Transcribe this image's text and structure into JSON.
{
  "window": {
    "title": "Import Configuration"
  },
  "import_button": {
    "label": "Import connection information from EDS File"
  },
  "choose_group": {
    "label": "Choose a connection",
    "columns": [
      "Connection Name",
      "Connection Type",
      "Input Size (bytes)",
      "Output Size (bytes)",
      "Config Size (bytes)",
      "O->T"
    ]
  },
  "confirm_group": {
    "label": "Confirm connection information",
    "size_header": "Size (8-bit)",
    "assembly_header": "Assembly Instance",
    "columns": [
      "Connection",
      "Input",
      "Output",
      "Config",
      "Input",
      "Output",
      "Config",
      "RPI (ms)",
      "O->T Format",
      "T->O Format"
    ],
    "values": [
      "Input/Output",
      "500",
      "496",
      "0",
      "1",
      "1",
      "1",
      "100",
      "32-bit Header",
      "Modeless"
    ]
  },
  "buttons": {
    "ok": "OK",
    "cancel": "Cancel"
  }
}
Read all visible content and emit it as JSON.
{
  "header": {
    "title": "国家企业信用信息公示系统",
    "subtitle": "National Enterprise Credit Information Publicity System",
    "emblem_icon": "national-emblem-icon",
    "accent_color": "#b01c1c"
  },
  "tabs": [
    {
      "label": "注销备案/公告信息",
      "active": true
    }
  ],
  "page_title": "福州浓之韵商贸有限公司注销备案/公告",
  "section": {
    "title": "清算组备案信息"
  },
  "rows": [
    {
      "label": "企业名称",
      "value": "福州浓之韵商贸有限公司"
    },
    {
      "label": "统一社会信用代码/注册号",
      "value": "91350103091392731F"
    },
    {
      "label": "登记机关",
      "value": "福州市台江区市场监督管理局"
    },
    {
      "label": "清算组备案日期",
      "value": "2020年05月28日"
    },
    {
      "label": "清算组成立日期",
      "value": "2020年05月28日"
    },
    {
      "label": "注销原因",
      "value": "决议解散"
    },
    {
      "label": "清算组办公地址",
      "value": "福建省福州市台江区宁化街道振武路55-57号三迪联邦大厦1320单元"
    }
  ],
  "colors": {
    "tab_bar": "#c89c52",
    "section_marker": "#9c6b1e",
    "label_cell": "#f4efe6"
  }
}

#### PROBLEM:
Restate the listing in full, word for word.

#### EXERCISE RESPONSE:
Transcribe this image's text and structure into JSON.
{
  "window": {
    "title": "Import Configuration"
  },
  "import_button": {
    "label": "Import connection information from EDS File"
  },
  "choose_group": {
    "label": "Choose a connection",
    "columns": [
      "Connection Name",
      "Connection Type",
      "Input Size (bytes)",
      "Output Size (bytes)",
      "Config Size (bytes)",
      "O->T"
    ]
  },
  "confirm_group": {
    "label": "Confirm connection information",
    "size_header": "Size (8-bit)",
    "assembly_header": "Assembly Instance",
    "columns": [
      "Connection",
      "Input",
      "Output",
      "Config",
      "Input",
      "Output",
      "Config",
      "RPI (ms)",
      "O->T Format",
      "T->O Format"
    ],
    "values": [
      "Input/Output",
      "500",
      "496",
      "0",
      "1",
      "1",
      "1",
      "100",
      "32-bit Header",
      "Modeless"
    ]
  },
  "buttons": {
    "ok": "OK",
    "cancel": "Cancel"
  }
}
Read all visible content and emit it as JSON.
{
  "header": {
    "title": "国家企业信用信息公示系统",
    "subtitle": "National Enterprise Credit Information Publicity System",
    "emblem_icon": "national-emblem-icon",
    "accent_color": "#b01c1c"
  },
  "tabs": [
    {
      "label": "注销备案/公告信息",
      "active": true
    }
  ],
  "page_title": "福州浓之韵商贸有限公司注销备案/公告",
  "section": {
    "title": "清算组备案信息"
  },
  "rows": [
    {
      "label": "企业名称",
      "value": "福州浓之韵商贸有限公司"
    },
    {
      "label": "统一社会信用代码/注册号",
      "value": "91350103091392731F"
    },
    {
      "label": "登记机关",
      "value": "福州市台江区市场监督管理局"
    },
    {
      "label": "清算组备案日期",
      "value": "2020年05月28日"
    },
    {
      "label": "清算组成立日期",
      "value": "2020年05月28日"
    },
    {
      "label": "注销原因",
      "value": "决议解散"
    },
    {
      "label": "清算组办公地址",
      "value": "福建省福州市台江区宁化街道振武路55-57号三迪联邦大厦1320单元"
    }
  ],
  "colors": {
    "tab_bar": "#c89c52",
    "section_marker": "#9c6b1e",
    "label_cell": "#f4efe6"
  }
}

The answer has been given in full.